Element and coordinate entries:
***

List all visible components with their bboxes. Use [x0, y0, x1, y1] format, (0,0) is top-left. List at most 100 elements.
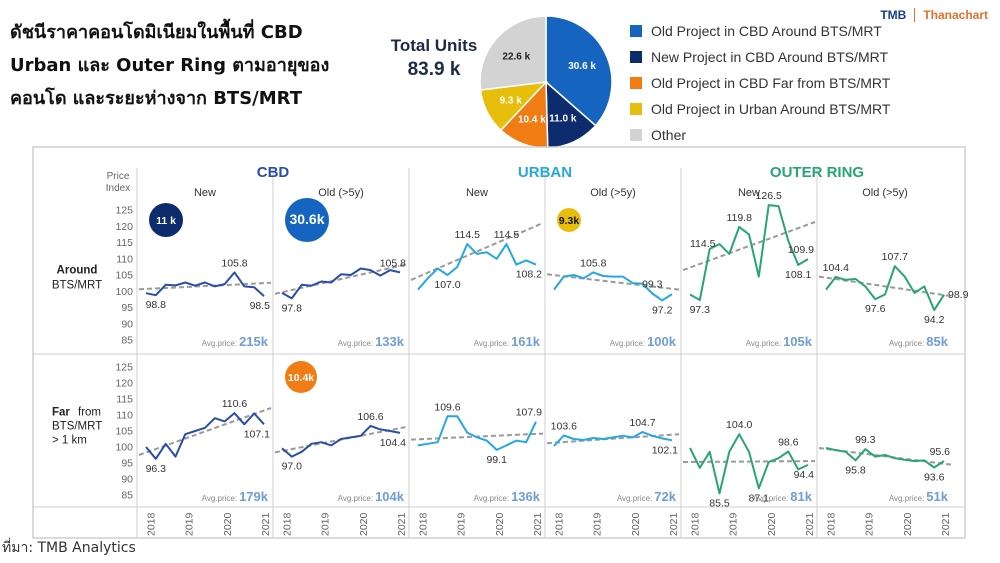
row-label: from [78, 407, 101, 419]
trend-line [682, 460, 816, 463]
y-tick-label: 125 [115, 362, 133, 374]
column-label: Old (>5y) [318, 187, 364, 199]
avg-price: Avg.price: 104k [338, 489, 405, 504]
trend-line [818, 447, 952, 466]
avg-price-label: Avg.price: [338, 494, 373, 503]
avg-price: Avg.price: 100k [610, 334, 677, 349]
data-label: 96.3 [146, 463, 167, 475]
data-label: 95.8 [845, 464, 866, 476]
series-line [417, 415, 537, 451]
avg-price-label: Avg.price: [889, 339, 924, 348]
legend-item-3: Old Project in Urban Around BTS/MRT [630, 96, 890, 122]
data-label: 98.6 [778, 437, 799, 449]
legend-swatch [630, 25, 642, 37]
data-label: 97.8 [282, 302, 303, 314]
avg-price-value: 72k [654, 489, 676, 504]
y-tick-label: 125 [115, 205, 133, 217]
legend-item-0: Old Project in CBD Around BTS/MRT [630, 18, 890, 44]
avg-price-value: 133k [375, 334, 405, 349]
data-label: 104.7 [629, 417, 655, 429]
x-tick-label: 2021 [940, 512, 952, 536]
data-label: 105.8 [380, 257, 406, 269]
y-tick-label: 95 [121, 302, 133, 314]
trend-line [410, 432, 544, 441]
x-tick-label: 2019 [728, 512, 740, 536]
grid-frame [32, 146, 966, 539]
x-tick-label: 2019 [184, 512, 196, 536]
legend-item-2: Old Project in CBD Far from BTS/MRT [630, 70, 890, 96]
y-tick-label: 85 [121, 335, 133, 347]
data-label: 119.8 [726, 212, 752, 224]
trend-line [274, 263, 408, 295]
data-label: 109.9 [788, 244, 814, 256]
pie-slice-label-0: 30.6 k [568, 61, 596, 72]
group-header-urban: URBAN [518, 164, 572, 181]
data-label: 114.5 [494, 229, 520, 241]
total-units: Total Units 83.9 k [378, 36, 490, 84]
column-label: New [466, 187, 488, 199]
trend-line [138, 281, 272, 291]
avg-price: Avg.price: 105k [746, 334, 813, 349]
x-tick-label: 2021 [804, 512, 816, 536]
title-line-3: คอนโด และระยะห่างจาก BTS/MRT [10, 88, 302, 109]
avg-price-value: 51k [926, 489, 948, 504]
avg-price-label: Avg.price: [746, 339, 781, 348]
y-axis-label: Price [107, 171, 130, 182]
avg-price-label: Avg.price: [202, 494, 237, 503]
data-label: 105.8 [580, 257, 606, 269]
y-tick-label: 95 [121, 458, 133, 470]
x-tick-label: 2018 [282, 512, 294, 536]
x-tick-label: 2020 [902, 512, 914, 536]
x-tick-label: 2020 [358, 512, 370, 536]
data-label: 108.2 [516, 269, 542, 281]
data-label: 94.4 [794, 469, 815, 481]
brand-thanachart: Thanachart [923, 8, 988, 22]
avg-price-value: 161k [511, 334, 541, 349]
page-title: ดัชนีราคาคอนโดมิเนียมในพื้นที่ CBD Urban… [10, 16, 380, 115]
pie-slice-label-2: 10.4 k [518, 115, 546, 126]
legend-swatch [630, 77, 642, 89]
data-label: 85.5 [709, 497, 730, 509]
series-line [553, 271, 673, 302]
data-label: 104.0 [726, 419, 752, 431]
avg-price: Avg.price: 161k [474, 334, 541, 349]
unit-badge-label: 10.4k [288, 372, 314, 384]
total-units-label: Total Units [390, 36, 478, 55]
series-line [825, 265, 945, 312]
data-label: 109.6 [434, 401, 460, 413]
data-label: 104.4 [823, 262, 849, 274]
series-line [553, 431, 673, 447]
avg-price-label: Avg.price: [610, 339, 645, 348]
column-label: Old (>5y) [862, 187, 908, 199]
legend-swatch [630, 103, 642, 115]
row-label: Far [52, 407, 70, 419]
avg-price: Avg.price: 72k [617, 489, 677, 504]
avg-price-value: 105k [783, 334, 813, 349]
data-label: 107.7 [882, 251, 908, 263]
legend-label: Other [651, 127, 687, 143]
brand-divider [914, 8, 916, 22]
x-tick-label: 2021 [260, 512, 272, 536]
unit-badge [149, 203, 183, 237]
avg-price-label: Avg.price: [202, 339, 237, 348]
data-label: 114.5 [690, 238, 716, 250]
series-line [689, 433, 809, 495]
column-label: Old (>5y) [590, 187, 636, 199]
trend-line [546, 273, 680, 291]
x-tick-label: 2019 [320, 512, 332, 536]
legend-label: Old Project in Urban Around BTS/MRT [651, 101, 891, 117]
legend-item-1: New Project in CBD Around BTS/MRT [630, 44, 890, 70]
y-tick-label: 120 [115, 378, 133, 390]
legend-label: New Project in CBD Around BTS/MRT [651, 49, 889, 65]
pie-slice-4 [479, 15, 547, 91]
data-label: 97.0 [282, 461, 303, 473]
group-header-cbd: CBD [257, 164, 290, 181]
data-label: 94.2 [924, 314, 945, 326]
y-tick-label: 115 [116, 237, 133, 249]
avg-price-label: Avg.price: [474, 339, 509, 348]
avg-price-value: 179k [239, 489, 269, 504]
legend-item-4: Other [630, 122, 890, 148]
avg-price-value: 100k [647, 334, 677, 349]
y-tick-label: 105 [115, 426, 133, 438]
data-label: 106.6 [357, 411, 383, 423]
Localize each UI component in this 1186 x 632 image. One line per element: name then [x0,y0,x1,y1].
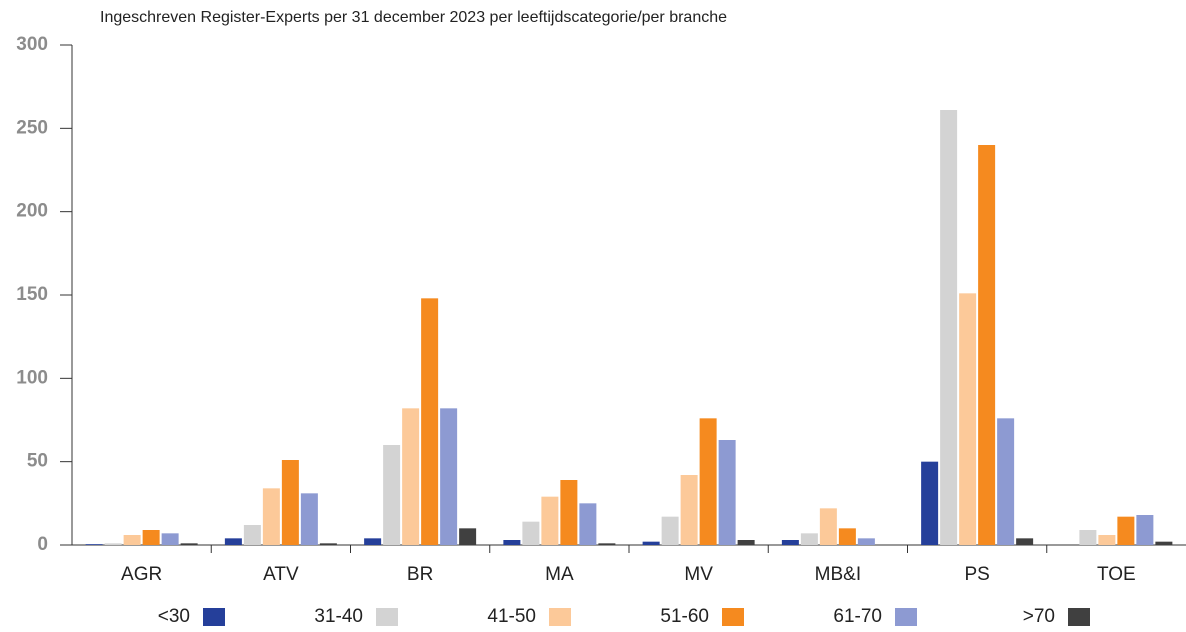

***

How many lines of the entries above contain the string "title"? Reply with the number alone.

= Written response =
2